▶ _TASK TO CARRY OUT_:
Which usernames appear as post authors in the gerbil thread below? Name each one once.

▶ _PAGE_:
========

# Gerbils



## squidg (Nov 2, 2007)

I am a gerbil breeder with three litters at the moment and wish to hear from any gerbil breeders
please check out my site,
GERBIL BREEDERS FORUM - Home


----------



## Esined (Nov 2, 2007)

my son loves gerbils he spent hours building things in his room for them to play in, it was hard to tell the difference of his room and thier run.


----------



## squidg (Nov 2, 2007)

Gerbil are great pets, friendly and lively little bundles of fur.
i would recommend them as pets.
GERBIL BREEDERS FORUM - Home


----------



## carol (Nov 2, 2007)

they make lovely pet friendly lively little things 
we have had lots over the years


----------



## Fade to Grey (Nov 10, 2007)

I used to have gerbils and my oldest dog, Sprinkle, used to try cleaning them once he barked at them with his head in the cage and all the gerbils just sat there in a daze. lol


----------



## carol (Nov 2, 2007)

Fade to Grey said:


> I used to have gerbils and my oldest dog, Sprinkle, used to try cleaning them once he barked at them with his head in the cage and all the gerbils just sat there in a daze. lol


yeah until he barked at them one day because he could wash them at the time


----------



## plumo72 (Nov 2, 2007)

I had Gerbils when i was younger  loved watching them destroying toilet roll tubes


----------



## squidg (Nov 2, 2007)

yes they are great for recycling cardboard and paper
GERBIL BREEDERS FORUM - Home


----------



## squidg (Nov 2, 2007)

my pair have given birth too four lovely pups,not sure how to upload pics on this forum.


----------



## bordercolliepup (Jan 9, 2008)

I used to breed Gebils , great little creatures fun to watch , and a great starter pet for Children , I had all my children help with the cleaning and everyday care , My Largest litter was 8 pups , it use to be so wonderful watching them grow from hairless , guessing what colour they would be , , the little squeeks that use to come from the tank , The best way to know they had there pups without getting inside the tank, , It was so funny watching having there little first encouters out from there nest , I loved the way they played , I'm might just have to start up again , First Ineed to find a great pair to start.


----------



## squidg (Nov 2, 2007)

Well if you are ever looking for a new pair give our site a go.I dont think we have any breeders in the west country yet.

========

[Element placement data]
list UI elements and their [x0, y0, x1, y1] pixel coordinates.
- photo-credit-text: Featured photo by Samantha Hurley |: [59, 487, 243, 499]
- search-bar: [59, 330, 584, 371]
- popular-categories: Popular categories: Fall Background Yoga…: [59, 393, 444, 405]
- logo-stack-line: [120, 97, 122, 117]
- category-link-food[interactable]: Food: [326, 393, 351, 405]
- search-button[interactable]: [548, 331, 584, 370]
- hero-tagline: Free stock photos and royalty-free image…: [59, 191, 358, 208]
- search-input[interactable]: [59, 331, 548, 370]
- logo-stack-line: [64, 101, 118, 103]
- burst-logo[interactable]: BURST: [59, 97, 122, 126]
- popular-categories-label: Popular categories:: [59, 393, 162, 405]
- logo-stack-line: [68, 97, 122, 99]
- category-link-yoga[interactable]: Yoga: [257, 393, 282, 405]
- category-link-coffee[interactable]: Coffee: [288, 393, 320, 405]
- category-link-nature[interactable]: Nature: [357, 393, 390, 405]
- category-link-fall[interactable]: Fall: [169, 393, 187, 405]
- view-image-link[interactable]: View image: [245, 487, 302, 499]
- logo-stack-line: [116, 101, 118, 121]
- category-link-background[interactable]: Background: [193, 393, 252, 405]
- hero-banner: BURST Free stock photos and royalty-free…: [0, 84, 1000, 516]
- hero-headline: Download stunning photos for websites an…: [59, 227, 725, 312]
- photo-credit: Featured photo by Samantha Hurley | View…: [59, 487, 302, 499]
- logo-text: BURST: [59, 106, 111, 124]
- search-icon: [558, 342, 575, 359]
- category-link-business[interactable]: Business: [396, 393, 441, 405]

========

▶ _ANSWER IN FULL_:
squidg, Esined, carol, Fade to Grey, plumo72, bordercolliepup